§ **Data records**:

— START —

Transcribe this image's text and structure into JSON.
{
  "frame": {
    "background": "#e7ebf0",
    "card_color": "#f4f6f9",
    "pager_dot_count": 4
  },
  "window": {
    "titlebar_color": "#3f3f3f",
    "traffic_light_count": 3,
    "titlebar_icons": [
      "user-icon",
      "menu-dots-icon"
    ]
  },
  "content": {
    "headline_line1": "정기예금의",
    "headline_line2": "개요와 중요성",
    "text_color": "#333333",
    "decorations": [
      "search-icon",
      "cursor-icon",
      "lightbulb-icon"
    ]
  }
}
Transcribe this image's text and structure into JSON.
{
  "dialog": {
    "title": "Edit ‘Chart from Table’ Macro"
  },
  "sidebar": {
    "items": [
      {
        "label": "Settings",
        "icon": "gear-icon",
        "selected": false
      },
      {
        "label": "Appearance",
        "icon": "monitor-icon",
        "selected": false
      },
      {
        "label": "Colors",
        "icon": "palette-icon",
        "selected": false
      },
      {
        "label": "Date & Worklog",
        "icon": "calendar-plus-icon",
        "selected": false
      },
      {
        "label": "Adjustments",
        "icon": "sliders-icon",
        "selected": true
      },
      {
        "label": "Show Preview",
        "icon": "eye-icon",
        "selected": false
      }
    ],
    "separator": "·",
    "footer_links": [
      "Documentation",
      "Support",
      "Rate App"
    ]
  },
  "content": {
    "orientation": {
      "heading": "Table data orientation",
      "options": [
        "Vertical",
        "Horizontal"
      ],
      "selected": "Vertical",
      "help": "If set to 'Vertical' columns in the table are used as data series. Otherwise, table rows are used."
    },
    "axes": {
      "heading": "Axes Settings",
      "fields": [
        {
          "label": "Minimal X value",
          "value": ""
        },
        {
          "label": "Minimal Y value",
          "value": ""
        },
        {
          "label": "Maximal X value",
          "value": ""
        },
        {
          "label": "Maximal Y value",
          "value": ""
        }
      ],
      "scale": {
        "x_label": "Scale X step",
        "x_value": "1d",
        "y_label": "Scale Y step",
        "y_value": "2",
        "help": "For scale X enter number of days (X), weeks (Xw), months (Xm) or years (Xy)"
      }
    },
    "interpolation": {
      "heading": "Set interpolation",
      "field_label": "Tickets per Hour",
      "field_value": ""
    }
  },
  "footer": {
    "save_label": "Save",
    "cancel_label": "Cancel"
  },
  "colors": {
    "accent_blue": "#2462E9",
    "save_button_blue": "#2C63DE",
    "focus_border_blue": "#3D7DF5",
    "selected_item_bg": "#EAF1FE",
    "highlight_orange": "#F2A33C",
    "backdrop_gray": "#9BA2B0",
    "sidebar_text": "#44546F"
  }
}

— END —
— START —

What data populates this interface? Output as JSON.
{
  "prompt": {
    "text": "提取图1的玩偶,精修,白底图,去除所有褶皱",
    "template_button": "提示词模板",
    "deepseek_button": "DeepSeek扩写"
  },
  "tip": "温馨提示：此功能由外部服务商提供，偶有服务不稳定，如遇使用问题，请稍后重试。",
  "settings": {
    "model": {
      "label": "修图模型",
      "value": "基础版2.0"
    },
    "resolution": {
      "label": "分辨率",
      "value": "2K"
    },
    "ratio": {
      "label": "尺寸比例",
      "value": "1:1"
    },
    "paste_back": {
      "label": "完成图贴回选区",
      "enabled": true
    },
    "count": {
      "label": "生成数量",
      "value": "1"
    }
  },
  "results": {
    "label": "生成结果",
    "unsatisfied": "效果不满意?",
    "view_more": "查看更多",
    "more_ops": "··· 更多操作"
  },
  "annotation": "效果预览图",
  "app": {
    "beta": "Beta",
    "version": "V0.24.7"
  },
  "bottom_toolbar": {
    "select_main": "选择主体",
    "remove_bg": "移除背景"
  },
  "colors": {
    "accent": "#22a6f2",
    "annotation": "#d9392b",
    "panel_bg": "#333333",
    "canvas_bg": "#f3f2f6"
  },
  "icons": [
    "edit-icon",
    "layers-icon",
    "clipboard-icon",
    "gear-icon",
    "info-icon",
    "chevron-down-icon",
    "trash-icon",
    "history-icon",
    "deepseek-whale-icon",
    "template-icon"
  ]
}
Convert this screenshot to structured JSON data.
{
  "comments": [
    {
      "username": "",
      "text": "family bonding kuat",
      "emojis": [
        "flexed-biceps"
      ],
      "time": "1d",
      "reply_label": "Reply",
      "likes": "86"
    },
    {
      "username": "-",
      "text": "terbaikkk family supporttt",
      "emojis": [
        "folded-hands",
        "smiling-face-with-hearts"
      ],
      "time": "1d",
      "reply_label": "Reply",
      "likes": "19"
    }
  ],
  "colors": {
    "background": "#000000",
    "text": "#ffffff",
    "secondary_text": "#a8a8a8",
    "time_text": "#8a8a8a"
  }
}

— END —
— START —

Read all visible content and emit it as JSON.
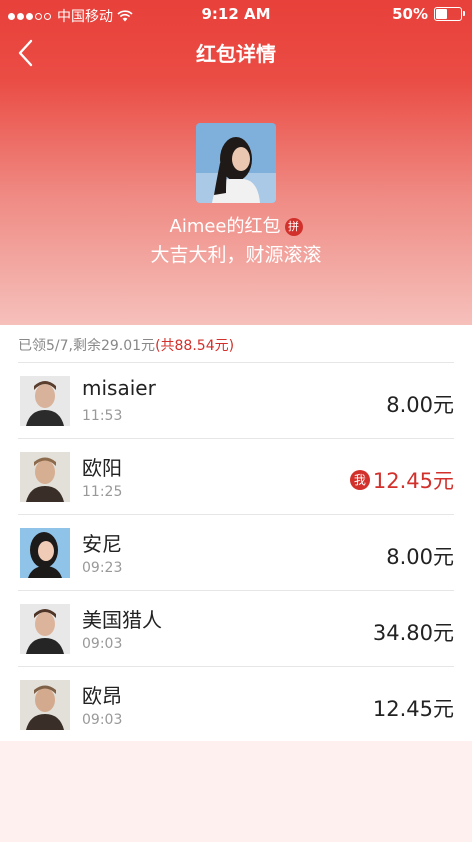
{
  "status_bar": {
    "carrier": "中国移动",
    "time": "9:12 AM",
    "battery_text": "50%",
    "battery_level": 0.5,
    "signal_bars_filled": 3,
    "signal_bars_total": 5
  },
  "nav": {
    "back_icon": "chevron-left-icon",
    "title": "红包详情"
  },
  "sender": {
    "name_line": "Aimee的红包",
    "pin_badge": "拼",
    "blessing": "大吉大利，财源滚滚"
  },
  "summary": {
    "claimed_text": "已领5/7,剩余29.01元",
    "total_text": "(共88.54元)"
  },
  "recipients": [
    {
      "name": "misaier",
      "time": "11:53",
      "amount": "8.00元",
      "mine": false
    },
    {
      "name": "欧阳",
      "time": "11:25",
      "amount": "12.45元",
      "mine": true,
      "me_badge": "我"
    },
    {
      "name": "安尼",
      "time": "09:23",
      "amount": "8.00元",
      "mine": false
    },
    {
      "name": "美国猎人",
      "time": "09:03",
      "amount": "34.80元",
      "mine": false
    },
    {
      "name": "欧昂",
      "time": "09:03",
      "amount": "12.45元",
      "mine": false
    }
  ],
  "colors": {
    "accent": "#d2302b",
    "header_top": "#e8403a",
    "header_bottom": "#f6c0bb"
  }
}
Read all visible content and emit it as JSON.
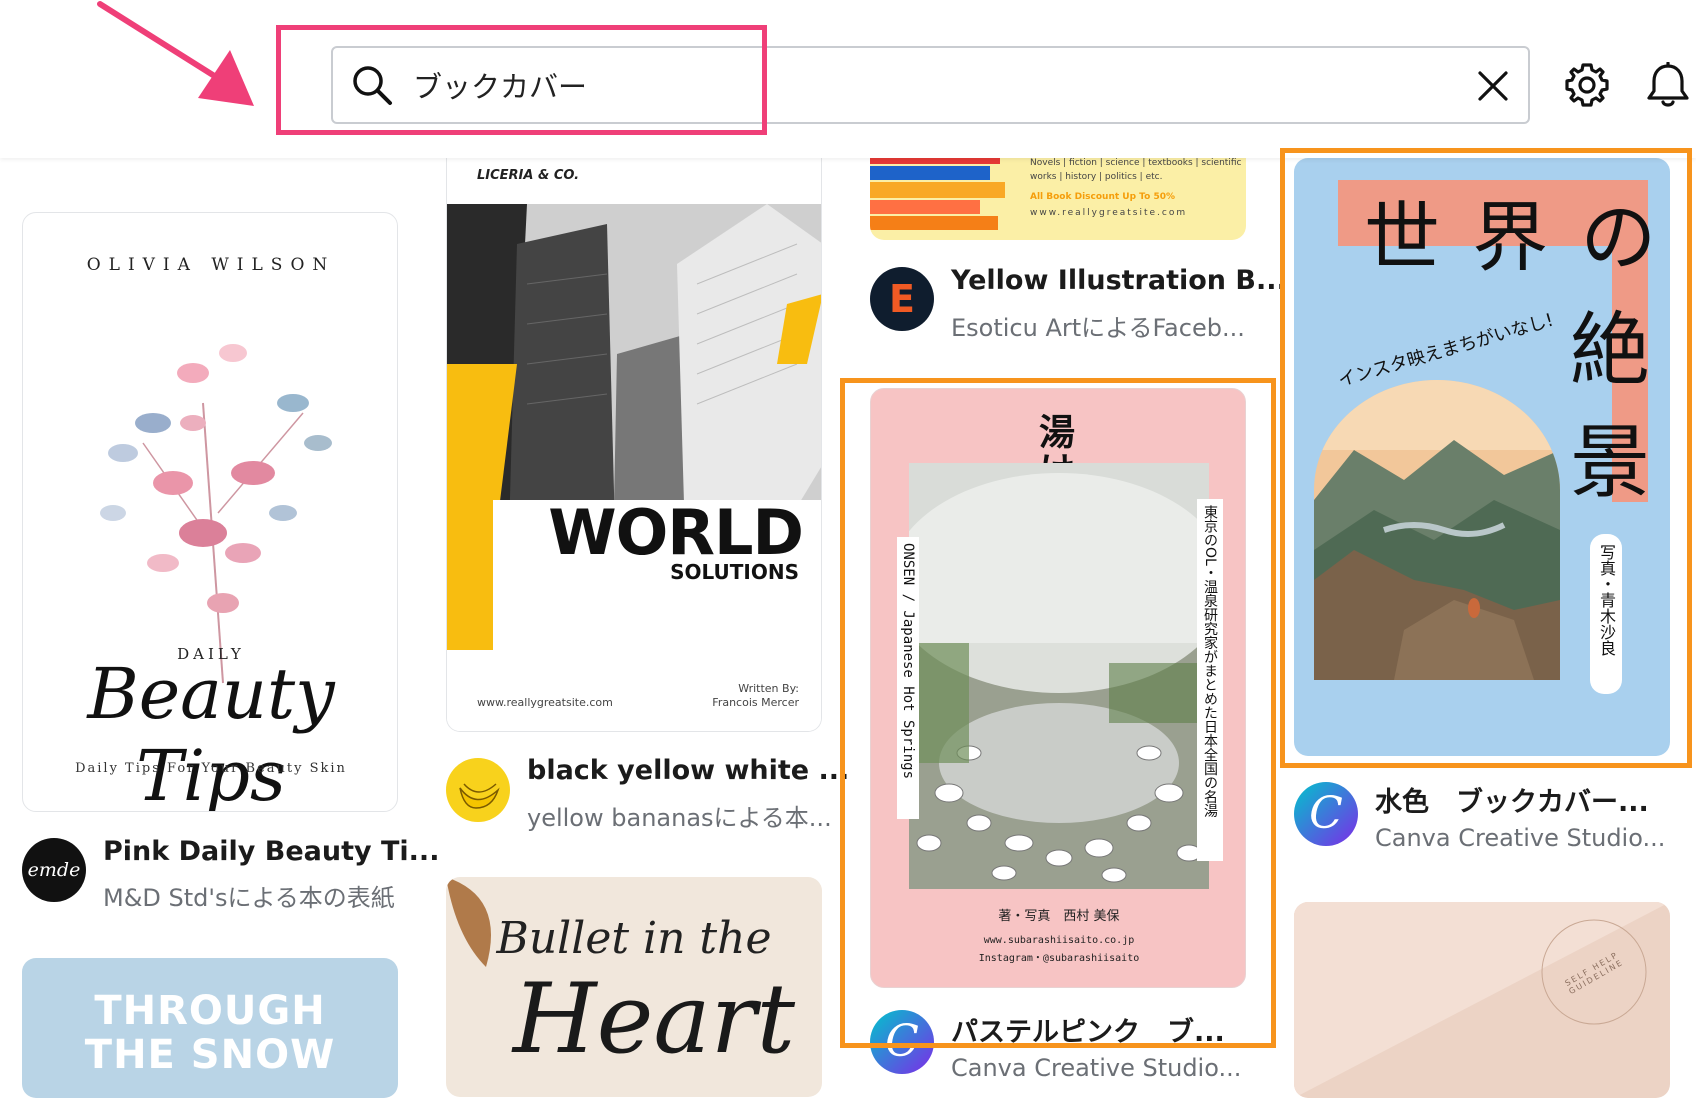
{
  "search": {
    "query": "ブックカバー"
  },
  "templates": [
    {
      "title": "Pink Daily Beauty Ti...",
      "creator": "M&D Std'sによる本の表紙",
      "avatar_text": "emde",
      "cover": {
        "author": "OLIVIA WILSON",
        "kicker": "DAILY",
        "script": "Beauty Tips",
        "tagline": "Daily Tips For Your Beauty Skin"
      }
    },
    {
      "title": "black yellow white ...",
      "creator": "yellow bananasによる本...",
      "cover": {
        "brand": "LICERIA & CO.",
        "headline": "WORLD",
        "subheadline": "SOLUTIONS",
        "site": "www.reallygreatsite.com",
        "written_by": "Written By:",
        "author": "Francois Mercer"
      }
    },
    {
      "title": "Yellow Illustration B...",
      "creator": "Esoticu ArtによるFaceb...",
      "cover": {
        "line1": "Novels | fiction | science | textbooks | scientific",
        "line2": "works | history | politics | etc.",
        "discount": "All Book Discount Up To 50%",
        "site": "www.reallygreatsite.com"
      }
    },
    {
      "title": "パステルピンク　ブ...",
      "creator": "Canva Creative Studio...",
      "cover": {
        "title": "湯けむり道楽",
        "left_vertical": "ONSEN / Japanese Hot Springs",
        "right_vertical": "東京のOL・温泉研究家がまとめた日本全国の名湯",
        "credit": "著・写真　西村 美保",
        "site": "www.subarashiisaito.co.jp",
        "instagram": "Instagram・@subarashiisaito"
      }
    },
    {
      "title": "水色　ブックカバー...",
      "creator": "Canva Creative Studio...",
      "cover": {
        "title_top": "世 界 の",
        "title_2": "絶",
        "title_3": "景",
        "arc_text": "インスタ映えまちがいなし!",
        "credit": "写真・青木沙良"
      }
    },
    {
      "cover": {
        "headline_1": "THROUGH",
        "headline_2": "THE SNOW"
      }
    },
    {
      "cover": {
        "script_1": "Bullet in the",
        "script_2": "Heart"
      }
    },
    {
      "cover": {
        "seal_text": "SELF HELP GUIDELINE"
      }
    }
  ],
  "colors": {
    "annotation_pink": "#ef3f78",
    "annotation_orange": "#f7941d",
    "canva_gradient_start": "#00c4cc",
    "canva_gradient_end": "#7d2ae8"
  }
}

— END —

§ **Aim of the exercise**:
Find and copy every line in the entries above where the string "background" occurs.

§ **Result**:
    "background": "#e7ebf0",
    "background": "#000000",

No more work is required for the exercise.